Copy out all of the material, matching it word for word.
○ ○ ○
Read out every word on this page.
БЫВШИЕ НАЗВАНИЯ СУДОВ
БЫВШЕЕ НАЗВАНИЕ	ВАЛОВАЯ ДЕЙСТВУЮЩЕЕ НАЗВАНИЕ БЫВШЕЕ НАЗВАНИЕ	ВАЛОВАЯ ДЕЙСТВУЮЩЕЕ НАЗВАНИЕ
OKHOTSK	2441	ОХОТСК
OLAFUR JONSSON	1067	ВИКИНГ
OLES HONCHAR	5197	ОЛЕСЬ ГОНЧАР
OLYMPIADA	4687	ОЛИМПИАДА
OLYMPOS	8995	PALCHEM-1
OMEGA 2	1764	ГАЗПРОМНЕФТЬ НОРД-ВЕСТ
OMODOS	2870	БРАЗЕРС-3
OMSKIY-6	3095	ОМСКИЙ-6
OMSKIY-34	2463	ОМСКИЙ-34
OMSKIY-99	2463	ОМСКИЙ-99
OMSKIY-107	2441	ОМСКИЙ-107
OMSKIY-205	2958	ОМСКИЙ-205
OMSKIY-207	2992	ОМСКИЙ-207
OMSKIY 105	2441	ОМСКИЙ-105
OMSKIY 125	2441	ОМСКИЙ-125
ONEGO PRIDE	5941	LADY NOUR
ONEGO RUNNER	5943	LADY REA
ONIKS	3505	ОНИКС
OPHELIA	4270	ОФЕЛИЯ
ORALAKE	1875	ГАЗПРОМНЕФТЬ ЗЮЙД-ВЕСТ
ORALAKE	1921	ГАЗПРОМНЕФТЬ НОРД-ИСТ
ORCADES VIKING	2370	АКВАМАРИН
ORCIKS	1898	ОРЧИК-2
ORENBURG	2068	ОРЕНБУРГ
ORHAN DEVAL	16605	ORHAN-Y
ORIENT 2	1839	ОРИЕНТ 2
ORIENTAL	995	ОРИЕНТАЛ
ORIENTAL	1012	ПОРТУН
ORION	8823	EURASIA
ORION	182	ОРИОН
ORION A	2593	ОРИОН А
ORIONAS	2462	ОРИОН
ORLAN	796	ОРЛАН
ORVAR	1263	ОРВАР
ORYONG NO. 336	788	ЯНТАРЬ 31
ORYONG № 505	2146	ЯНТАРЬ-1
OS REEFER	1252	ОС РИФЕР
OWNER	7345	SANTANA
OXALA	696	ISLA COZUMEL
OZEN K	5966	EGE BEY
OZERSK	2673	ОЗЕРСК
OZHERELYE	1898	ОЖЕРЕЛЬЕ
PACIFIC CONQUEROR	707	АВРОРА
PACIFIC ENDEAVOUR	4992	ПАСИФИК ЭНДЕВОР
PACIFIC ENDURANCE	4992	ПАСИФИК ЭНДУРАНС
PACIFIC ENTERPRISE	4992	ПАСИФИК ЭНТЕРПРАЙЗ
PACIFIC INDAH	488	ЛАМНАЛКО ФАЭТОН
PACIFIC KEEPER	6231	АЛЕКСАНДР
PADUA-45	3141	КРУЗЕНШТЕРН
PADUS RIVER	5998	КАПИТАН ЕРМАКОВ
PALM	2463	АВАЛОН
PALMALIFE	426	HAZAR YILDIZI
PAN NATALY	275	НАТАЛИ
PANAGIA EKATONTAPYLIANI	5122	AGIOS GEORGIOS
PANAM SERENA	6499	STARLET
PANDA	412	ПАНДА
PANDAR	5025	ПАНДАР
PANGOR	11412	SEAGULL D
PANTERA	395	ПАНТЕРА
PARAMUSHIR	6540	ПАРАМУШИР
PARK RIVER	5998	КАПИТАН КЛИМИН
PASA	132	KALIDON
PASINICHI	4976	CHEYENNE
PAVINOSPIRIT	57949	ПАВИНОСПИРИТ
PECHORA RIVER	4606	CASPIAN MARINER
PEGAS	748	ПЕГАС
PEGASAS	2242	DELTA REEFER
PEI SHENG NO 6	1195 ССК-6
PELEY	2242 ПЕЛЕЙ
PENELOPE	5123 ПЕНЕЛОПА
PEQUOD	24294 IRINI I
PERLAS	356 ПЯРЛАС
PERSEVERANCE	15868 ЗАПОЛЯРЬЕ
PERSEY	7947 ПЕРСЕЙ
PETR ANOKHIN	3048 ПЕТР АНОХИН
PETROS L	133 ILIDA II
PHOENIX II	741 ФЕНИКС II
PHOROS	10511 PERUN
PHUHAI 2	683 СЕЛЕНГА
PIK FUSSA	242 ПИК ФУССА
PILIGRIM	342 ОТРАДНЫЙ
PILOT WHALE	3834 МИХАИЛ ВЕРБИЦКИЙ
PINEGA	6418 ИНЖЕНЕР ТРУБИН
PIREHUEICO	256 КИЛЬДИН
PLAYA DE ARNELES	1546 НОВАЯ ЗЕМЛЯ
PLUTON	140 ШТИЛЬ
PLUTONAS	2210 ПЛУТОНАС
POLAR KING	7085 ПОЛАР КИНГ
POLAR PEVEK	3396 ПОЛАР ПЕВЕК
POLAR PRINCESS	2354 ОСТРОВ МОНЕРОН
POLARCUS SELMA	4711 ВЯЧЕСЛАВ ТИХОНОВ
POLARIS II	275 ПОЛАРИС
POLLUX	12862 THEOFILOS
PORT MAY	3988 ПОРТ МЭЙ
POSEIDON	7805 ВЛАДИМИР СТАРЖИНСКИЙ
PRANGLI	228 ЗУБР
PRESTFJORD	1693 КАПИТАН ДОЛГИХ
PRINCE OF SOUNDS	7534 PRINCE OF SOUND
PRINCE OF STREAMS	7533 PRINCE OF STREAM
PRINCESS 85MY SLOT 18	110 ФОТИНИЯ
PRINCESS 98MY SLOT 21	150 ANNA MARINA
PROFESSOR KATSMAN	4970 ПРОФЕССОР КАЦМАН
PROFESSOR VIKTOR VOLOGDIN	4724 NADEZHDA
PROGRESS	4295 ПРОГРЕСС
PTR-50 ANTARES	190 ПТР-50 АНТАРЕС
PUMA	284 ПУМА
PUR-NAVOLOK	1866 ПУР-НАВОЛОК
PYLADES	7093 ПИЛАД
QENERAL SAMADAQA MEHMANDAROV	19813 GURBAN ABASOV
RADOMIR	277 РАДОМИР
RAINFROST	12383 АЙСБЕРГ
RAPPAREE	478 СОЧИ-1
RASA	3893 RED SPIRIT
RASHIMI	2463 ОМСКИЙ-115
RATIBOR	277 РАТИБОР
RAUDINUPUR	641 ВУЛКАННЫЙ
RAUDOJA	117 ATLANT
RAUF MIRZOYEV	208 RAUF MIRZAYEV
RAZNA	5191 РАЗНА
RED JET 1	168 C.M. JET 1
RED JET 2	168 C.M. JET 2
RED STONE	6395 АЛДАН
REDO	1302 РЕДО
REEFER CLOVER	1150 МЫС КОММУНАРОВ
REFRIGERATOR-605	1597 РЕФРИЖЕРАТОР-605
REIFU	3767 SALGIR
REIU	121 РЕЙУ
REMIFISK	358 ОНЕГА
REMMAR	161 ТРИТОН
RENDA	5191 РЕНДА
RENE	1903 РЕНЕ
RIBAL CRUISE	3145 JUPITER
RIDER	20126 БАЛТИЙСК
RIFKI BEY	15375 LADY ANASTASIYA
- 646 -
○ ○ ○
→ Problem solution
Read out every word on this page.
БЫВШИЕ НАЗВАНИЯ СУДОВ
БЫВШЕЕ НАЗВАНИЕ	ВАЛОВАЯ ДЕЙСТВУЮЩЕЕ НАЗВАНИЕ БЫВШЕЕ НАЗВАНИЕ	ВАЛОВАЯ ДЕЙСТВУЮЩЕЕ НАЗВАНИЕ
OKHOTSK	2441	ОХОТСК
OLAFUR JONSSON	1067	ВИКИНГ
OLES HONCHAR	5197	ОЛЕСЬ ГОНЧАР
OLYMPIADA	4687	ОЛИМПИАДА
OLYMPOS	8995	PALCHEM-1
OMEGA 2	1764	ГАЗПРОМНЕФТЬ НОРД-ВЕСТ
OMODOS	2870	БРАЗЕРС-3
OMSKIY-6	3095	ОМСКИЙ-6
OMSKIY-34	2463	ОМСКИЙ-34
OMSKIY-99	2463	ОМСКИЙ-99
OMSKIY-107	2441	ОМСКИЙ-107
OMSKIY-205	2958	ОМСКИЙ-205
OMSKIY-207	2992	ОМСКИЙ-207
OMSKIY 105	2441	ОМСКИЙ-105
OMSKIY 125	2441	ОМСКИЙ-125
ONEGO PRIDE	5941	LADY NOUR
ONEGO RUNNER	5943	LADY REA
ONIKS	3505	ОНИКС
OPHELIA	4270	ОФЕЛИЯ
ORALAKE	1875	ГАЗПРОМНЕФТЬ ЗЮЙД-ВЕСТ
ORALAKE	1921	ГАЗПРОМНЕФТЬ НОРД-ИСТ
ORCADES VIKING	2370	АКВАМАРИН
ORCIKS	1898	ОРЧИК-2
ORENBURG	2068	ОРЕНБУРГ
ORHAN DEVAL	16605	ORHAN-Y
ORIENT 2	1839	ОРИЕНТ 2
ORIENTAL	995	ОРИЕНТАЛ
ORIENTAL	1012	ПОРТУН
ORION	8823	EURASIA
ORION	182	ОРИОН
ORION A	2593	ОРИОН А
ORIONAS	2462	ОРИОН
ORLAN	796	ОРЛАН
ORVAR	1263	ОРВАР
ORYONG NO. 336	788	ЯНТАРЬ 31
ORYONG № 505	2146	ЯНТАРЬ-1
OS REEFER	1252	ОС РИФЕР
OWNER	7345	SANTANA
OXALA	696	ISLA COZUMEL
OZEN K	5966	EGE BEY
OZERSK	2673	ОЗЕРСК
OZHERELYE	1898	ОЖЕРЕЛЬЕ
PACIFIC CONQUEROR	707	АВРОРА
PACIFIC ENDEAVOUR	4992	ПАСИФИК ЭНДЕВОР
PACIFIC ENDURANCE	4992	ПАСИФИК ЭНДУРАНС
PACIFIC ENTERPRISE	4992	ПАСИФИК ЭНТЕРПРАЙЗ
PACIFIC INDAH	488	ЛАМНАЛКО ФАЭТОН
PACIFIC KEEPER	6231	АЛЕКСАНДР
PADUA-45	3141	КРУЗЕНШТЕРН
PADUS RIVER	5998	КАПИТАН ЕРМАКОВ
PALM	2463	АВАЛОН
PALMALIFE	426	HAZAR YILDIZI
PAN NATALY	275	НАТАЛИ
PANAGIA EKATONTAPYLIANI	5122	AGIOS GEORGIOS
PANAM SERENA	6499	STARLET
PANDA	412	ПАНДА
PANDAR	5025	ПАНДАР
PANGOR	11412	SEAGULL D
PANTERA	395	ПАНТЕРА
PARAMUSHIR	6540	ПАРАМУШИР
PARK RIVER	5998	КАПИТАН КЛИМИН
PASA	132	KALIDON
PASINICHI	4976	CHEYENNE
PAVINOSPIRIT	57949	ПАВИНОСПИРИТ
PECHORA RIVER	4606	CASPIAN MARINER
PEGAS	748	ПЕГАС
PEGASAS	2242	DELTA REEFER
PEI SHENG NO 6	1195 ССК-6
PELEY	2242 ПЕЛЕЙ
PENELOPE	5123 ПЕНЕЛОПА
PEQUOD	24294 IRINI I
PERLAS	356 ПЯРЛАС
PERSEVERANCE	15868 ЗАПОЛЯРЬЕ
PERSEY	7947 ПЕРСЕЙ
PETR ANOKHIN	3048 ПЕТР АНОХИН
PETROS L	133 ILIDA II
PHOENIX II	741 ФЕНИКС II
PHOROS	10511 PERUN
PHUHAI 2	683 СЕЛЕНГА
PIK FUSSA	242 ПИК ФУССА
PILIGRIM	342 ОТРАДНЫЙ
PILOT WHALE	3834 МИХАИЛ ВЕРБИЦКИЙ
PINEGA	6418 ИНЖЕНЕР ТРУБИН
PIREHUEICO	256 КИЛЬДИН
PLAYA DE ARNELES	1546 НОВАЯ ЗЕМЛЯ
PLUTON	140 ШТИЛЬ
PLUTONAS	2210 ПЛУТОНАС
POLAR KING	7085 ПОЛАР КИНГ
POLAR PEVEK	3396 ПОЛАР ПЕВЕК
POLAR PRINCESS	2354 ОСТРОВ МОНЕРОН
POLARCUS SELMA	4711 ВЯЧЕСЛАВ ТИХОНОВ
POLARIS II	275 ПОЛАРИС
POLLUX	12862 THEOFILOS
PORT MAY	3988 ПОРТ МЭЙ
POSEIDON	7805 ВЛАДИМИР СТАРЖИНСКИЙ
PRANGLI	228 ЗУБР
PRESTFJORD	1693 КАПИТАН ДОЛГИХ
PRINCE OF SOUNDS	7534 PRINCE OF SOUND
PRINCE OF STREAMS	7533 PRINCE OF STREAM
PRINCESS 85MY SLOT 18	110 ФОТИНИЯ
PRINCESS 98MY SLOT 21	150 ANNA MARINA
PROFESSOR KATSMAN	4970 ПРОФЕССОР КАЦМАН
PROFESSOR VIKTOR VOLOGDIN	4724 NADEZHDA
PROGRESS	4295 ПРОГРЕСС
PTR-50 ANTARES	190 ПТР-50 АНТАРЕС
PUMA	284 ПУМА
PUR-NAVOLOK	1866 ПУР-НАВОЛОК
PYLADES	7093 ПИЛАД
QENERAL SAMADAQA MEHMANDAROV	19813 GURBAN ABASOV
RADOMIR	277 РАДОМИР
RAINFROST	12383 АЙСБЕРГ
RAPPAREE	478 СОЧИ-1
RASA	3893 RED SPIRIT
RASHIMI	2463 ОМСКИЙ-115
RATIBOR	277 РАТИБОР
RAUDINUPUR	641 ВУЛКАННЫЙ
RAUDOJA	117 ATLANT
RAUF MIRZOYEV	208 RAUF MIRZAYEV
RAZNA	5191 РАЗНА
RED JET 1	168 C.M. JET 1
RED JET 2	168 C.M. JET 2
RED STONE	6395 АЛДАН
REDO	1302 РЕДО
REEFER CLOVER	1150 МЫС КОММУНАРОВ
REFRIGERATOR-605	1597 РЕФРИЖЕРАТОР-605
REIFU	3767 SALGIR
REIU	121 РЕЙУ
REMIFISK	358 ОНЕГА
REMMAR	161 ТРИТОН
RENDA	5191 РЕНДА
RENE	1903 РЕНЕ
RIBAL CRUISE	3145 JUPITER
RIDER	20126 БАЛТИЙСК
RIFKI BEY	15375 LADY ANASTASIYA
- 646 -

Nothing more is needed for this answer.